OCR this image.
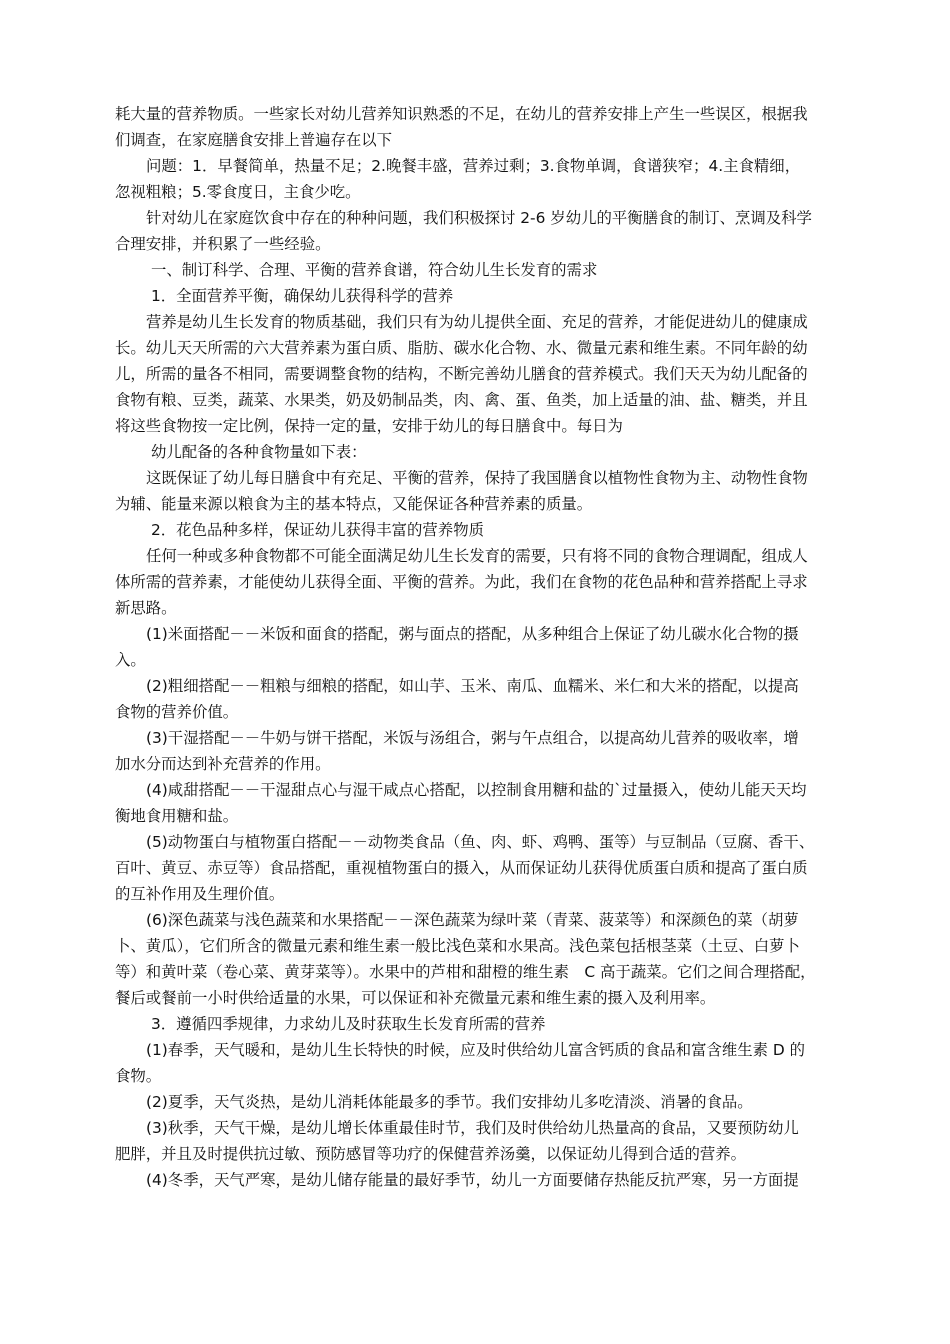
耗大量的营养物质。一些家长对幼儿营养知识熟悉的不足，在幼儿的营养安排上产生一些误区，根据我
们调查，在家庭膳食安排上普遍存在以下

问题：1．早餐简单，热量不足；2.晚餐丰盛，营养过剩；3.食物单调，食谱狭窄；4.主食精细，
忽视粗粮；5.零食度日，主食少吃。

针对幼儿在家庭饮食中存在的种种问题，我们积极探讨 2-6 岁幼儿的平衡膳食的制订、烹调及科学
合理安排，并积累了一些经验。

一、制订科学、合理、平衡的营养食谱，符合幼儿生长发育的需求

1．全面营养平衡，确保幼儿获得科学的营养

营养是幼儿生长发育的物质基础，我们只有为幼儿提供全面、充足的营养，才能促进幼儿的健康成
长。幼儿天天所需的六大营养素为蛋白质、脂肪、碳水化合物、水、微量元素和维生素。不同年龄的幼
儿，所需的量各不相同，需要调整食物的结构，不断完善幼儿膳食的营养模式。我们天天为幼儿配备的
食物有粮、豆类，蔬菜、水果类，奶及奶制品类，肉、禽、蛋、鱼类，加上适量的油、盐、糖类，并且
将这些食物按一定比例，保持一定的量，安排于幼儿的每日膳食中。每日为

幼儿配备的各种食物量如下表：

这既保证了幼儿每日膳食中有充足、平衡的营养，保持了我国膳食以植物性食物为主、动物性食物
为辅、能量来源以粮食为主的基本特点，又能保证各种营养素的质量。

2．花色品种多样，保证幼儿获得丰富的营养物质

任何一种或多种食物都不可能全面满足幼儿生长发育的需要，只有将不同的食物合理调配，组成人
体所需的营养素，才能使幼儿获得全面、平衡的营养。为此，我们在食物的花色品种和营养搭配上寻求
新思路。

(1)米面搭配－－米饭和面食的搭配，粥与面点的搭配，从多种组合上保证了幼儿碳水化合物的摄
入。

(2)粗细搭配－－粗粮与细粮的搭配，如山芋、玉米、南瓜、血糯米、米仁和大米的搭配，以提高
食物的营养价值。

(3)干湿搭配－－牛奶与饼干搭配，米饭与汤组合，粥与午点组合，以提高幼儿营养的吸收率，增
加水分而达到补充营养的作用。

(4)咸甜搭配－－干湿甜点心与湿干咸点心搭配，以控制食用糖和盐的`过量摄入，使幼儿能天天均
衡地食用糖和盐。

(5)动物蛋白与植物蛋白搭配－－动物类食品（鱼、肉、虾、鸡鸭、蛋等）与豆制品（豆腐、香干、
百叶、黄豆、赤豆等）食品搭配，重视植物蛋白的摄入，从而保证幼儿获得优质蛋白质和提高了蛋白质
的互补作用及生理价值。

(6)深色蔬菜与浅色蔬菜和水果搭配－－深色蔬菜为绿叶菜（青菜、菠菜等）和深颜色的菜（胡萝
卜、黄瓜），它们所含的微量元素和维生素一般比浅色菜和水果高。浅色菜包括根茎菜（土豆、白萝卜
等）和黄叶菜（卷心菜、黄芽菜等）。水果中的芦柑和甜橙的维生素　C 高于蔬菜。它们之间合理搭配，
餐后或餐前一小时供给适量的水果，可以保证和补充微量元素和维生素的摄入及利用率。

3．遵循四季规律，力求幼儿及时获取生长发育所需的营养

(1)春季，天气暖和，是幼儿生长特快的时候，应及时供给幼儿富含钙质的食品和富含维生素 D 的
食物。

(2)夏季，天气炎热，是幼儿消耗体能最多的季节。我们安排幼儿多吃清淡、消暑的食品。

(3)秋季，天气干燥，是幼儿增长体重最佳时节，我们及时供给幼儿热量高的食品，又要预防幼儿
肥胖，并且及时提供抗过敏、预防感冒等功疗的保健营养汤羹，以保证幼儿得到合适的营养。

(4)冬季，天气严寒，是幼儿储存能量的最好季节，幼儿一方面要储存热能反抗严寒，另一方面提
* * *
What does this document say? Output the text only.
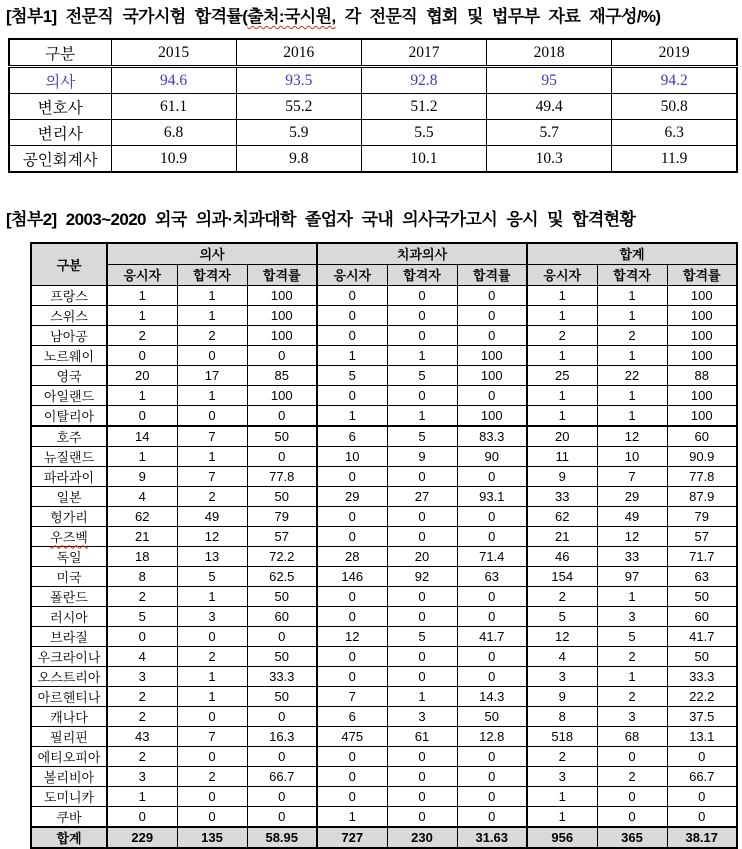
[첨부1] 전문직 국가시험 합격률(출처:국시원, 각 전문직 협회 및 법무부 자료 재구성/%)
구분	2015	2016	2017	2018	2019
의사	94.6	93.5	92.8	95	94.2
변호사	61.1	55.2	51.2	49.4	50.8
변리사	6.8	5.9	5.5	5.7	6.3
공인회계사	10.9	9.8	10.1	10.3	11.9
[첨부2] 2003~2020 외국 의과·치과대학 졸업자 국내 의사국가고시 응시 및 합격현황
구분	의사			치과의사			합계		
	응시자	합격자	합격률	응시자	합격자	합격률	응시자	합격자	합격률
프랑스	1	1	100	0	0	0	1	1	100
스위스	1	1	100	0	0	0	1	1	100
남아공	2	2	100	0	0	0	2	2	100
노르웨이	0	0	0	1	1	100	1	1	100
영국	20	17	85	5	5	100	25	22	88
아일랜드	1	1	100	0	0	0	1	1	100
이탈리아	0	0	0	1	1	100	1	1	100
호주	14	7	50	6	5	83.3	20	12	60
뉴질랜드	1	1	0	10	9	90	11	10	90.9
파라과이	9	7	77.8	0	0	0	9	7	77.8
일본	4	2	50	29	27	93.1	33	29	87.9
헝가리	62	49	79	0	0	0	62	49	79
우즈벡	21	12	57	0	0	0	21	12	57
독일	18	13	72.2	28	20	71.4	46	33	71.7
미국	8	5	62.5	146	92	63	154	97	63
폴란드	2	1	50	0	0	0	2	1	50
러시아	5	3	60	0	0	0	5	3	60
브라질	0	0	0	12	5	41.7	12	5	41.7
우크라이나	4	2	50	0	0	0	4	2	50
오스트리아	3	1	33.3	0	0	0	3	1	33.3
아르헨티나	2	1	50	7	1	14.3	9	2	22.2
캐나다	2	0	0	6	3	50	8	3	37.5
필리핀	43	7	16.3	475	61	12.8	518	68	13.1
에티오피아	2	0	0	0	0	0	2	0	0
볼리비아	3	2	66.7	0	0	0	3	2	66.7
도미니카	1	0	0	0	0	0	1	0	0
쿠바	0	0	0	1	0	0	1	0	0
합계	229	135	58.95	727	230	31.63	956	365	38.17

- [Task]
Filter the listing above for the string "this" and copy every matching line.

- [Worked answer]
OCR this image.
What does this document say? Output the text only.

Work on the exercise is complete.